Figure record listings:
BEGIN

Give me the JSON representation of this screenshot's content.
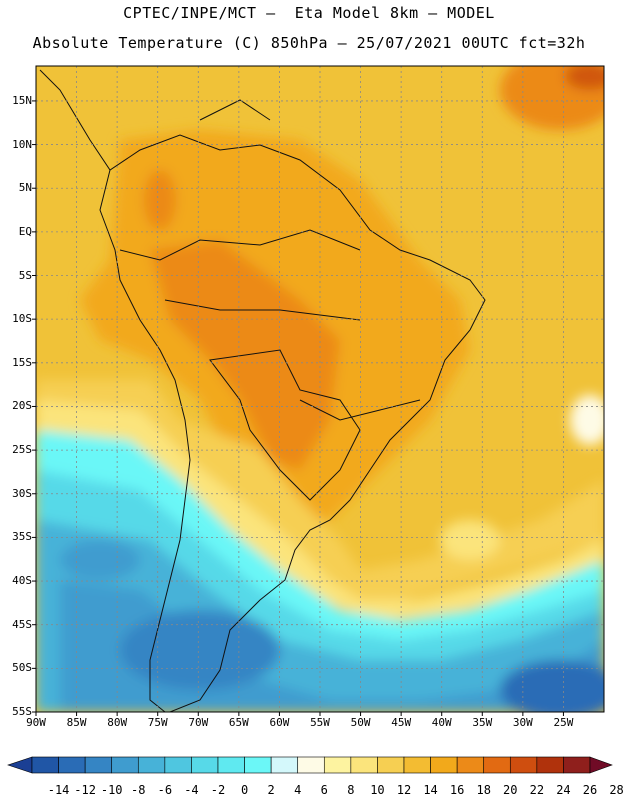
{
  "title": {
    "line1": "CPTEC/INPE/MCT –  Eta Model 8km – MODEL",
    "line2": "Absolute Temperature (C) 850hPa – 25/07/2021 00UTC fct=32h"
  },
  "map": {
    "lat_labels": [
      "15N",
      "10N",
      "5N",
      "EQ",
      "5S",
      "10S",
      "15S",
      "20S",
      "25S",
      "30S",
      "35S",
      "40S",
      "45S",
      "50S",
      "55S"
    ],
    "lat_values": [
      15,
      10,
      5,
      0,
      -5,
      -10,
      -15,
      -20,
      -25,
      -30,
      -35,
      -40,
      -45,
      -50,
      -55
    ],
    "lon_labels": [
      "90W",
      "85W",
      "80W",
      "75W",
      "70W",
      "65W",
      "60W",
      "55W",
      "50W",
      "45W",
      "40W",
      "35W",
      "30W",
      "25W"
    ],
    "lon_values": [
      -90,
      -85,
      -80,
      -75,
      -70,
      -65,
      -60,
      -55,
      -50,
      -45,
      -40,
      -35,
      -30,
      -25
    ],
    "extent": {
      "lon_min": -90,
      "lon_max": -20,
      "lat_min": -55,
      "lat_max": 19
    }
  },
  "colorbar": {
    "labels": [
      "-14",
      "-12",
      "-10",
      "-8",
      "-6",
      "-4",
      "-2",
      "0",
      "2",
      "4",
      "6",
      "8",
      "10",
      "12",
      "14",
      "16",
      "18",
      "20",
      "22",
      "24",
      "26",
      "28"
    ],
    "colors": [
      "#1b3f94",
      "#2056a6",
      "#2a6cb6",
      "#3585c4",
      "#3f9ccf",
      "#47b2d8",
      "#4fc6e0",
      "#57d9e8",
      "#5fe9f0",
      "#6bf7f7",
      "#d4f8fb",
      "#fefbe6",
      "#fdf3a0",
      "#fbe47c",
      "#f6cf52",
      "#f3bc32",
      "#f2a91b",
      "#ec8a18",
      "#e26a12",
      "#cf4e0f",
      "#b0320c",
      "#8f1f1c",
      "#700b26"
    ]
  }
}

END

• WORK INSTRUCTIONS:
Give back all entries exactly. No pictures belong in the copy.

• RESPONSE:
Give me the JSON representation of this screenshot's content.
{
  "title": {
    "line1": "CPTEC/INPE/MCT –  Eta Model 8km – MODEL",
    "line2": "Absolute Temperature (C) 850hPa – 25/07/2021 00UTC fct=32h"
  },
  "map": {
    "lat_labels": [
      "15N",
      "10N",
      "5N",
      "EQ",
      "5S",
      "10S",
      "15S",
      "20S",
      "25S",
      "30S",
      "35S",
      "40S",
      "45S",
      "50S",
      "55S"
    ],
    "lat_values": [
      15,
      10,
      5,
      0,
      -5,
      -10,
      -15,
      -20,
      -25,
      -30,
      -35,
      -40,
      -45,
      -50,
      -55
    ],
    "lon_labels": [
      "90W",
      "85W",
      "80W",
      "75W",
      "70W",
      "65W",
      "60W",
      "55W",
      "50W",
      "45W",
      "40W",
      "35W",
      "30W",
      "25W"
    ],
    "lon_values": [
      -90,
      -85,
      -80,
      -75,
      -70,
      -65,
      -60,
      -55,
      -50,
      -45,
      -40,
      -35,
      -30,
      -25
    ],
    "extent": {
      "lon_min": -90,
      "lon_max": -20,
      "lat_min": -55,
      "lat_max": 19
    }
  },
  "colorbar": {
    "labels": [
      "-14",
      "-12",
      "-10",
      "-8",
      "-6",
      "-4",
      "-2",
      "0",
      "2",
      "4",
      "6",
      "8",
      "10",
      "12",
      "14",
      "16",
      "18",
      "20",
      "22",
      "24",
      "26",
      "28"
    ],
    "colors": [
      "#1b3f94",
      "#2056a6",
      "#2a6cb6",
      "#3585c4",
      "#3f9ccf",
      "#47b2d8",
      "#4fc6e0",
      "#57d9e8",
      "#5fe9f0",
      "#6bf7f7",
      "#d4f8fb",
      "#fefbe6",
      "#fdf3a0",
      "#fbe47c",
      "#f6cf52",
      "#f3bc32",
      "#f2a91b",
      "#ec8a18",
      "#e26a12",
      "#cf4e0f",
      "#b0320c",
      "#8f1f1c",
      "#700b26"
    ]
  }
}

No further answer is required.